● EXERCISE AIM: Starting with the line that contains "Transcribe this chart's", reproduce each line through the end of the entries exactly as written.

Records from a collection of figures:
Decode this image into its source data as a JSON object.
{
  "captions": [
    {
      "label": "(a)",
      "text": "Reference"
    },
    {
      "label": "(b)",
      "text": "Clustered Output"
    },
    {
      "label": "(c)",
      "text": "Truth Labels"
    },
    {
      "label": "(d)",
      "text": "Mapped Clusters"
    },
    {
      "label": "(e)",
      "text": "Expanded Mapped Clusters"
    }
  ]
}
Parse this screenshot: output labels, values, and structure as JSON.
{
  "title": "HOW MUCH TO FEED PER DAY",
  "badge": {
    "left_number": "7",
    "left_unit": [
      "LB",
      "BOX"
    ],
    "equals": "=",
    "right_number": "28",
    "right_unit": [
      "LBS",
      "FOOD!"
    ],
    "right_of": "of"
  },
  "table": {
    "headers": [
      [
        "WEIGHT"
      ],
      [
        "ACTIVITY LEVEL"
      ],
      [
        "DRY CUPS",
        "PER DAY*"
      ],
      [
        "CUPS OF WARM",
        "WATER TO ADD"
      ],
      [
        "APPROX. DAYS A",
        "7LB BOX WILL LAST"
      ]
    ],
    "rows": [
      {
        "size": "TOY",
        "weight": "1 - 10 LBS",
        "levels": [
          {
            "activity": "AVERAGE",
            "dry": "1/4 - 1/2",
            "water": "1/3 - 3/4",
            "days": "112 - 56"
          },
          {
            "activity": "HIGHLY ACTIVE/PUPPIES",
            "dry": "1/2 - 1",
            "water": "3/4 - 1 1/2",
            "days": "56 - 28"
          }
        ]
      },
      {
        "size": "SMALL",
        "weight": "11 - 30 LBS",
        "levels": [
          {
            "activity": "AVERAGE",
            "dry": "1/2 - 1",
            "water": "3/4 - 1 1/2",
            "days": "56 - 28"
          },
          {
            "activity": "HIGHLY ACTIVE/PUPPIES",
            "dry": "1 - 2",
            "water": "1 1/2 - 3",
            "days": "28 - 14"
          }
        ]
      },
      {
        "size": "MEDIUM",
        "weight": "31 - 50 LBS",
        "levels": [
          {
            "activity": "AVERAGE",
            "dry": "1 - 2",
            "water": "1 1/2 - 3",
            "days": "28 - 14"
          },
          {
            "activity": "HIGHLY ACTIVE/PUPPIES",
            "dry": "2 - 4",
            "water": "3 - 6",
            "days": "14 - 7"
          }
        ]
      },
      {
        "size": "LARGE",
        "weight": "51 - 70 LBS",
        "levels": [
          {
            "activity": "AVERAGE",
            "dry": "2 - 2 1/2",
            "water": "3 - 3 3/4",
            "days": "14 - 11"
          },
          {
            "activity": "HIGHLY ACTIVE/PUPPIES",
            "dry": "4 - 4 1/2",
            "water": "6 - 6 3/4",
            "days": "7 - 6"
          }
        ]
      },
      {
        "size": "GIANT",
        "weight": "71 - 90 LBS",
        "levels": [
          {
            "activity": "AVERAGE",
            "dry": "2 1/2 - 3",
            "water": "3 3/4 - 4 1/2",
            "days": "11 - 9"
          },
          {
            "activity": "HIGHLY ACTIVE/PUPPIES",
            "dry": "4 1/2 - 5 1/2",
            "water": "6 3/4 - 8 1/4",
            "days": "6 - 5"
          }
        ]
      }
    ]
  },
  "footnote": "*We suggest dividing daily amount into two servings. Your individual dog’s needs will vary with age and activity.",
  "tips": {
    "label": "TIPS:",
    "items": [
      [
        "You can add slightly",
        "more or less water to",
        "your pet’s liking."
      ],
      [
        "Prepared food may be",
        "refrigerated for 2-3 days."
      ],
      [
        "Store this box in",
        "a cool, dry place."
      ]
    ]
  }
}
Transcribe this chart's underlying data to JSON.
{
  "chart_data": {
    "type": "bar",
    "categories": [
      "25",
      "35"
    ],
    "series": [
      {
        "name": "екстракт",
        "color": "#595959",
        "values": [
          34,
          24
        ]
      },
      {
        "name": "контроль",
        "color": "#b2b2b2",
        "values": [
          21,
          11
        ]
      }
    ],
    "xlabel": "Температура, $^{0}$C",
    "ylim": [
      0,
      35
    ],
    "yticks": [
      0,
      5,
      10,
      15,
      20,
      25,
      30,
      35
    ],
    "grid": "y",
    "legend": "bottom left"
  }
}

● SOLVED EXERCISE:
Transcribe this chart's underlying data to JSON.
{
  "chart_data": {
    "type": "bar",
    "categories": [
      "25",
      "35"
    ],
    "series": [
      {
        "name": "екстракт",
        "color": "#595959",
        "values": [
          34,
          24
        ]
      },
      {
        "name": "контроль",
        "color": "#b2b2b2",
        "values": [
          21,
          11
        ]
      }
    ],
    "xlabel": "Температура, $^{0}$C",
    "ylim": [
      0,
      35
    ],
    "yticks": [
      0,
      5,
      10,
      15,
      20,
      25,
      30,
      35
    ],
    "grid": "y",
    "legend": "bottom left"
  }
}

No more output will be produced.